YOUR GOAL> Copy every line from the records below that holds the word "high".

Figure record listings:
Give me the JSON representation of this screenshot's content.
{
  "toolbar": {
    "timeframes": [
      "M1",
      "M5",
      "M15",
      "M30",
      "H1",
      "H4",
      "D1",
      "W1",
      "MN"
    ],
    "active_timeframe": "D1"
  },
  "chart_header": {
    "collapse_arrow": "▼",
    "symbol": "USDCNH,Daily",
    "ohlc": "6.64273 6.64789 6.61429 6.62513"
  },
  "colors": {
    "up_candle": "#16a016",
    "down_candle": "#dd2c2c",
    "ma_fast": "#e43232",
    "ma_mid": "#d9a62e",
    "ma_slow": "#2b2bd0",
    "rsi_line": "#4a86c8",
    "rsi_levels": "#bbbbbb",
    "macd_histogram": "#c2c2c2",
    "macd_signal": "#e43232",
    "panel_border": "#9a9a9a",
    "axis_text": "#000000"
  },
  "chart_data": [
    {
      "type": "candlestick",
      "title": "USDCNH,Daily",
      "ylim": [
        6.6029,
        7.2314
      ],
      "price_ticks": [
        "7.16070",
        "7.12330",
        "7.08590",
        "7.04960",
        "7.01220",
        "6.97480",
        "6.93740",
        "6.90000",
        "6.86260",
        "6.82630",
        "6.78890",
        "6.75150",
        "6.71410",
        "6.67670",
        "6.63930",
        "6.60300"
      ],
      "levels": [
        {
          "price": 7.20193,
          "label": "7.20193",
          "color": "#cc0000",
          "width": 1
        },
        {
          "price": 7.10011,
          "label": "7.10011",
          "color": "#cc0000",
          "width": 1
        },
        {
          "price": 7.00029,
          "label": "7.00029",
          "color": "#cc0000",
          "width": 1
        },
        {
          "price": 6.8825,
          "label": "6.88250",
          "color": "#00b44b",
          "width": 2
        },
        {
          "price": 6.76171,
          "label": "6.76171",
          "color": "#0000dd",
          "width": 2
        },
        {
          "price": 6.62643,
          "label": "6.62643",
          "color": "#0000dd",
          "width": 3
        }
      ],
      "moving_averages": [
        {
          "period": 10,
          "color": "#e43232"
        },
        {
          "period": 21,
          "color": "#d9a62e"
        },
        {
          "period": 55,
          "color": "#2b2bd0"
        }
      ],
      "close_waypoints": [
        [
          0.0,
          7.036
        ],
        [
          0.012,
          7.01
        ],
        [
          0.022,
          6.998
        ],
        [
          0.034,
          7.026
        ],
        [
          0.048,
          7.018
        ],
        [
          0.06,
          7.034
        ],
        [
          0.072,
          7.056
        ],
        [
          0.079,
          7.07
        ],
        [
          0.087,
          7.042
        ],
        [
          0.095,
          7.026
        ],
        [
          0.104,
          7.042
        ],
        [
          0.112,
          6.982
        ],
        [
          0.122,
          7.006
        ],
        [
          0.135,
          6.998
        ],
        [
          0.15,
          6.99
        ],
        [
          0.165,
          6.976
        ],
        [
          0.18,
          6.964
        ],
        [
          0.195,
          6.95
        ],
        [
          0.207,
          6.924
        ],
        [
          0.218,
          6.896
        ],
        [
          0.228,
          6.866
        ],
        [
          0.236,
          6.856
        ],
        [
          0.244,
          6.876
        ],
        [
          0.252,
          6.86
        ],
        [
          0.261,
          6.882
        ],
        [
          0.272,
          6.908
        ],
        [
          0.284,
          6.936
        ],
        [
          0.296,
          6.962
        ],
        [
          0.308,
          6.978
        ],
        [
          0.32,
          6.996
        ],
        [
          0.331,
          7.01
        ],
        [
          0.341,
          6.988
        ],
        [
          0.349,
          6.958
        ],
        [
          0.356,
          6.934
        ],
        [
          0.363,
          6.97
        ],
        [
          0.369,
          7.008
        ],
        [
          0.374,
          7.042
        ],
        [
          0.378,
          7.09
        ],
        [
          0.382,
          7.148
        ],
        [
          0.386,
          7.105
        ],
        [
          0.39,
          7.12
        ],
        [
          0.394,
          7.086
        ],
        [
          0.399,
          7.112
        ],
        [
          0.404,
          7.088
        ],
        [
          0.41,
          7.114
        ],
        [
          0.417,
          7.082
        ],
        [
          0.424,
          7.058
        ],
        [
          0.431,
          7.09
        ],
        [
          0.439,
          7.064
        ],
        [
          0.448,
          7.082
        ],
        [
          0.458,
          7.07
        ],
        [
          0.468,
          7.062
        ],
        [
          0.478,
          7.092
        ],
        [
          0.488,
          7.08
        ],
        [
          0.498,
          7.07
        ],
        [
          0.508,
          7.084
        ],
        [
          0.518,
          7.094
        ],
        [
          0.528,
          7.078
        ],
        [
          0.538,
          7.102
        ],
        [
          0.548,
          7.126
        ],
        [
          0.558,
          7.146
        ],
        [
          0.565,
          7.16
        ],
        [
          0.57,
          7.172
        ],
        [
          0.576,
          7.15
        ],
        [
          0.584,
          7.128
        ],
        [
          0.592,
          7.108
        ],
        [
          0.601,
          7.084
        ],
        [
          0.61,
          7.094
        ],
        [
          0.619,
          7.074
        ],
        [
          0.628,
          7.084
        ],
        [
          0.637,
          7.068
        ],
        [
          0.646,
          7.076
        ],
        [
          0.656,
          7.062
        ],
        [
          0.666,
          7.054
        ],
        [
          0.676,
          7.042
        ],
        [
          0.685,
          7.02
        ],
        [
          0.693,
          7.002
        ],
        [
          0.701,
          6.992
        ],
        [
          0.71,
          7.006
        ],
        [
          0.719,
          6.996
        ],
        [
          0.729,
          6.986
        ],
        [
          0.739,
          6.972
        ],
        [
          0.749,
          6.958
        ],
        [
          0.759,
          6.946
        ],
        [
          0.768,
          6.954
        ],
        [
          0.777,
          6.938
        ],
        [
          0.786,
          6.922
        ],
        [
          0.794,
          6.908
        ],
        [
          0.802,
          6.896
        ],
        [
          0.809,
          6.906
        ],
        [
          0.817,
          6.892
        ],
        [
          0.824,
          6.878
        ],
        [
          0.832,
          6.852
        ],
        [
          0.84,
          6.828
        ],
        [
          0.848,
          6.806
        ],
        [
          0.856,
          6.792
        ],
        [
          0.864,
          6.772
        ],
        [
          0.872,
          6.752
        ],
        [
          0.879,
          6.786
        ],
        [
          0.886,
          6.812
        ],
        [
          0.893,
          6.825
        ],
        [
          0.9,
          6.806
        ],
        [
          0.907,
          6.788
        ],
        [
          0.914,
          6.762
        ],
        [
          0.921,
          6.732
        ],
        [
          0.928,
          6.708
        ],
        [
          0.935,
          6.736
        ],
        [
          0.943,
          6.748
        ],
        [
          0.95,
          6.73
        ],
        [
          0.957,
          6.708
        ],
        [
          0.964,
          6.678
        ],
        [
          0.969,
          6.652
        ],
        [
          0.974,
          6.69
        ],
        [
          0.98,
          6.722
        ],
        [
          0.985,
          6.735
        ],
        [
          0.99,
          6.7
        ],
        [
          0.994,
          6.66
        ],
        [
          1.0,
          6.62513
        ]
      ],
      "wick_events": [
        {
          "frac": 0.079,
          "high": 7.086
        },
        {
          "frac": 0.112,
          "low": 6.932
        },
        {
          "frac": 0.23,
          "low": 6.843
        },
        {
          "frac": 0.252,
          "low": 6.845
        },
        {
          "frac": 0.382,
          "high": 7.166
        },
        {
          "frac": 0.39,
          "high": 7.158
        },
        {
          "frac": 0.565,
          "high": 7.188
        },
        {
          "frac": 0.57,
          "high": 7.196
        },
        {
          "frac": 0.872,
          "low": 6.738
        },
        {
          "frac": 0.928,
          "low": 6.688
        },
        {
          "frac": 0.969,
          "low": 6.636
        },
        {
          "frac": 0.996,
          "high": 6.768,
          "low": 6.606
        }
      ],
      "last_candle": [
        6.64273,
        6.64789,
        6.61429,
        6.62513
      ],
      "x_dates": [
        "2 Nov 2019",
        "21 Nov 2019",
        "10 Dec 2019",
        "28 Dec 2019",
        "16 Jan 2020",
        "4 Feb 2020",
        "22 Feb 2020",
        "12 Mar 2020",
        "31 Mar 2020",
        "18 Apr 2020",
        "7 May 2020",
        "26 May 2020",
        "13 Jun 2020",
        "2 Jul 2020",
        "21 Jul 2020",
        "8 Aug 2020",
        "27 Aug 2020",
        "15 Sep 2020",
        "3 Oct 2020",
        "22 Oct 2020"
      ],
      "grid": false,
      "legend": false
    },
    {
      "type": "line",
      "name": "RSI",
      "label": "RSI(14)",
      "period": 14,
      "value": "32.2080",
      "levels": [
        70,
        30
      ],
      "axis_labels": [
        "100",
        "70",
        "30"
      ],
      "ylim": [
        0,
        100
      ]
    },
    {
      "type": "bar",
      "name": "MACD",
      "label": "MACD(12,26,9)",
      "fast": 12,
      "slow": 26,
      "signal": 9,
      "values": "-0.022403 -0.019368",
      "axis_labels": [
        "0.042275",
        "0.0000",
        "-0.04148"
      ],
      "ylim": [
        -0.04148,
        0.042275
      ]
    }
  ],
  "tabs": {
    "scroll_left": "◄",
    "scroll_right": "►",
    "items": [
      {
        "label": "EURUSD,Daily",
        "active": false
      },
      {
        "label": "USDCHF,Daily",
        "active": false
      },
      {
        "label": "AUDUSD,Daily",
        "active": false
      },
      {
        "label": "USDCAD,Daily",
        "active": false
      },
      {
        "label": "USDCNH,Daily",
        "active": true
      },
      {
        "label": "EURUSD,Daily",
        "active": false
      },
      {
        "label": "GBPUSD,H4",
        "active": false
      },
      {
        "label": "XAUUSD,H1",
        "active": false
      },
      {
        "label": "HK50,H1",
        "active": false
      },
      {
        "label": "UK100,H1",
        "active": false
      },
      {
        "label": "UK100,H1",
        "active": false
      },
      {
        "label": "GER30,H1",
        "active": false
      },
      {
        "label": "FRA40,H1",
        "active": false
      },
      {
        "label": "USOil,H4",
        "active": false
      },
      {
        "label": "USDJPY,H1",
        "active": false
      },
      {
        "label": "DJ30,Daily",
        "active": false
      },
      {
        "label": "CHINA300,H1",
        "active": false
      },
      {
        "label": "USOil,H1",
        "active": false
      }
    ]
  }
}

RESULT BELOW>
          "high": 7.086
          "high": 7.166
          "high": 7.158
          "high": 7.188
          "high": 7.196
          "high": 6.768,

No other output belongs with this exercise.